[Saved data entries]
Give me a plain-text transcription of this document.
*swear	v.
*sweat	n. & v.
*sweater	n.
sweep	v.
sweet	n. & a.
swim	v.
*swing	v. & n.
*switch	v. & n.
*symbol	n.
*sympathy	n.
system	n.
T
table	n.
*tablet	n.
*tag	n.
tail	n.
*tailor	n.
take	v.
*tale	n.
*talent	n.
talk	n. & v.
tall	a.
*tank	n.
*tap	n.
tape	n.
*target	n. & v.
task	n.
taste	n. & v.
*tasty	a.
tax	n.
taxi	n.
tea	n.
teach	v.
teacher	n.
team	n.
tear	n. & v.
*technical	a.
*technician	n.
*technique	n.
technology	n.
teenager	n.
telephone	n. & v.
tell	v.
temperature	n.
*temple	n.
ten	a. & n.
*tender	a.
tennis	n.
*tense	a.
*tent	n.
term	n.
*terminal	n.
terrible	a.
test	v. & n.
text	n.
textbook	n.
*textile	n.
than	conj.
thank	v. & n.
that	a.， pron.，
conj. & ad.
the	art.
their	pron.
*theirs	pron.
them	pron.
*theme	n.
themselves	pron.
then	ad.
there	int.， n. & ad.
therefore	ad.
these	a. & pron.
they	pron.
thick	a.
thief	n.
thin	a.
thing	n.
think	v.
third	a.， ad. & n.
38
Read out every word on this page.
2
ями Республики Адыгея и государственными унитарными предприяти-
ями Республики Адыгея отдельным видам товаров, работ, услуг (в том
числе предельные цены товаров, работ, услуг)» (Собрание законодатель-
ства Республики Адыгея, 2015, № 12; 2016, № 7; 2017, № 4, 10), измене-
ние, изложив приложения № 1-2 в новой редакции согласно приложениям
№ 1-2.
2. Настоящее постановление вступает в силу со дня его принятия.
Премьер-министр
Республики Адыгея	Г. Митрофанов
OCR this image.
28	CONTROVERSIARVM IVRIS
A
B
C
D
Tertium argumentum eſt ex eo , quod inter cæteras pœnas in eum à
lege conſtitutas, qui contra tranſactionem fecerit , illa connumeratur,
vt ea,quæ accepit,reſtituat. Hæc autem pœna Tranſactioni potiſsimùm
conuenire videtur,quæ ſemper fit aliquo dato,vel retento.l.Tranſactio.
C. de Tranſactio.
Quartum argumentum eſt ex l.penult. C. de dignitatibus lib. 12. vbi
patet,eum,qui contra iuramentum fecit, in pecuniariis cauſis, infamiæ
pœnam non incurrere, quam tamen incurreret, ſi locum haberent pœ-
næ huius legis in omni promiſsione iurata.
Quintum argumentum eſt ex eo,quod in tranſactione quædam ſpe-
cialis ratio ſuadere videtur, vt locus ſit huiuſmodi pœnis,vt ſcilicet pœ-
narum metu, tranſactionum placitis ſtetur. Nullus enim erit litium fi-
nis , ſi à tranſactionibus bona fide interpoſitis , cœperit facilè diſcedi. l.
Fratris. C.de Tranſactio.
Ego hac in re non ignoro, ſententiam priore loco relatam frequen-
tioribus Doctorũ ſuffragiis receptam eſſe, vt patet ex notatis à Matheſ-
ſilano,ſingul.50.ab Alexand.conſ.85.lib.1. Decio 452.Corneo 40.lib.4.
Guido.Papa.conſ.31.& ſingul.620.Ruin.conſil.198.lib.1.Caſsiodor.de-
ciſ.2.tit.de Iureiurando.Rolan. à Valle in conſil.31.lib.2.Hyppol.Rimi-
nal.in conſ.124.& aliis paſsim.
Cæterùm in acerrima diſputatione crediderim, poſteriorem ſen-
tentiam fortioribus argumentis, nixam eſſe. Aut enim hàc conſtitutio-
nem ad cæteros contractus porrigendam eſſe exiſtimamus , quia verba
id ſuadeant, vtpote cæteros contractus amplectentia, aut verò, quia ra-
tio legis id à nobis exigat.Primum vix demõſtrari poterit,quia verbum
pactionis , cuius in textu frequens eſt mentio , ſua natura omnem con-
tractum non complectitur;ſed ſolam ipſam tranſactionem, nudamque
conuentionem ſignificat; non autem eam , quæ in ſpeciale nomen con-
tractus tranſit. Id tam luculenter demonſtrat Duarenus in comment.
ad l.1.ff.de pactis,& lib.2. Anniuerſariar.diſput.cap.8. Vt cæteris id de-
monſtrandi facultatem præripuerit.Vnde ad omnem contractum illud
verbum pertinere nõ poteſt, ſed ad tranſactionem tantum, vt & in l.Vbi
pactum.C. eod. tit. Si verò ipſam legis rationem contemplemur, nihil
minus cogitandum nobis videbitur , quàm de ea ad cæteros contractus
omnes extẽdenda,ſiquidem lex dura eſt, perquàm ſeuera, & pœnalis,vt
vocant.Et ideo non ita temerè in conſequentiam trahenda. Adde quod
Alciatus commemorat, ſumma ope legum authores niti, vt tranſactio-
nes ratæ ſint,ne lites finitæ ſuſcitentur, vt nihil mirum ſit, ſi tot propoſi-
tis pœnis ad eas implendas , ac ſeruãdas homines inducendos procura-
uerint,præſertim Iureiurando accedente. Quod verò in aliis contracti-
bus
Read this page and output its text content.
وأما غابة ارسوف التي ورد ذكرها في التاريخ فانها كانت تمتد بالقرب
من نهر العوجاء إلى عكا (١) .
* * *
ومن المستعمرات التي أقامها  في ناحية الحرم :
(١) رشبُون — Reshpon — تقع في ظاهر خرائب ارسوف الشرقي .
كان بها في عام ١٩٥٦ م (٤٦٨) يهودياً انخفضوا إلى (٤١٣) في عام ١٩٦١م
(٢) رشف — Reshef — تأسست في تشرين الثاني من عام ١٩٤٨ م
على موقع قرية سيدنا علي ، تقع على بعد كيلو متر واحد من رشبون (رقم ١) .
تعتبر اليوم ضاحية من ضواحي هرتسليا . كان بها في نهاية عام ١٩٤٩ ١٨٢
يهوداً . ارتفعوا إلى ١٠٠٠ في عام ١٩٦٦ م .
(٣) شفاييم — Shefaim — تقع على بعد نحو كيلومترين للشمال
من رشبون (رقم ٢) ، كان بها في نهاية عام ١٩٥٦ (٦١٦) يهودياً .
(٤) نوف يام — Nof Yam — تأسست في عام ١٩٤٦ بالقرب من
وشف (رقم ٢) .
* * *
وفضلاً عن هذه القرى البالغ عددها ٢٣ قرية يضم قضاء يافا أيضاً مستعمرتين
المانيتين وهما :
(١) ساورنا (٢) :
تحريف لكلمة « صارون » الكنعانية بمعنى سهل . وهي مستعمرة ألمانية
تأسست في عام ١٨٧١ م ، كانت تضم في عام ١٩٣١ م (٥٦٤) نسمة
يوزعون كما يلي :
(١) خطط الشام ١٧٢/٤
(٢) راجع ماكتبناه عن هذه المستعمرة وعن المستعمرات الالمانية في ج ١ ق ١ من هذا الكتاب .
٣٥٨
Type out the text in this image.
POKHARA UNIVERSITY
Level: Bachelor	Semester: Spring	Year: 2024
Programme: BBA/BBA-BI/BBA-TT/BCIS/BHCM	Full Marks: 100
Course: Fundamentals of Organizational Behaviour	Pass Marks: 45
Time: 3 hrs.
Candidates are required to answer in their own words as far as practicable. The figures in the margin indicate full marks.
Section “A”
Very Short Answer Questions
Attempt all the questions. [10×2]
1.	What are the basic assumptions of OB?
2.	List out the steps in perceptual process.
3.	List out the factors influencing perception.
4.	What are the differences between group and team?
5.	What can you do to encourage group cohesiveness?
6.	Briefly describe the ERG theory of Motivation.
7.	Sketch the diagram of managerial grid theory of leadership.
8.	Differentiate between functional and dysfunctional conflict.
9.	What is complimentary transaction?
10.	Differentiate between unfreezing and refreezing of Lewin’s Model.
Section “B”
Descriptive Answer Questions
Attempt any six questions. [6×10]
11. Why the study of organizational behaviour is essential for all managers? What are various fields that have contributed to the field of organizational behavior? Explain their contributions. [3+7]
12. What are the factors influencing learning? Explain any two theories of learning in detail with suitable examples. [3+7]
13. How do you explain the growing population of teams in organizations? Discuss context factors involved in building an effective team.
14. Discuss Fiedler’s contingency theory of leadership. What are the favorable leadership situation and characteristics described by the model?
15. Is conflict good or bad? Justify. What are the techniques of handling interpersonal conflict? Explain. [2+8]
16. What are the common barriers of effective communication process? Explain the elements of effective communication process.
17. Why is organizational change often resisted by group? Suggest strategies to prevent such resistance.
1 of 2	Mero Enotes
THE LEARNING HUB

# Stated problem
Lines from the records above that hold "between" are the ones to list.

# Right answer
4.	What are the differences between group and team?
8.	Differentiate between functional and dysfunctional conflict.
10.	Differentiate between unfreezing and refreezing of Lewin’s Model.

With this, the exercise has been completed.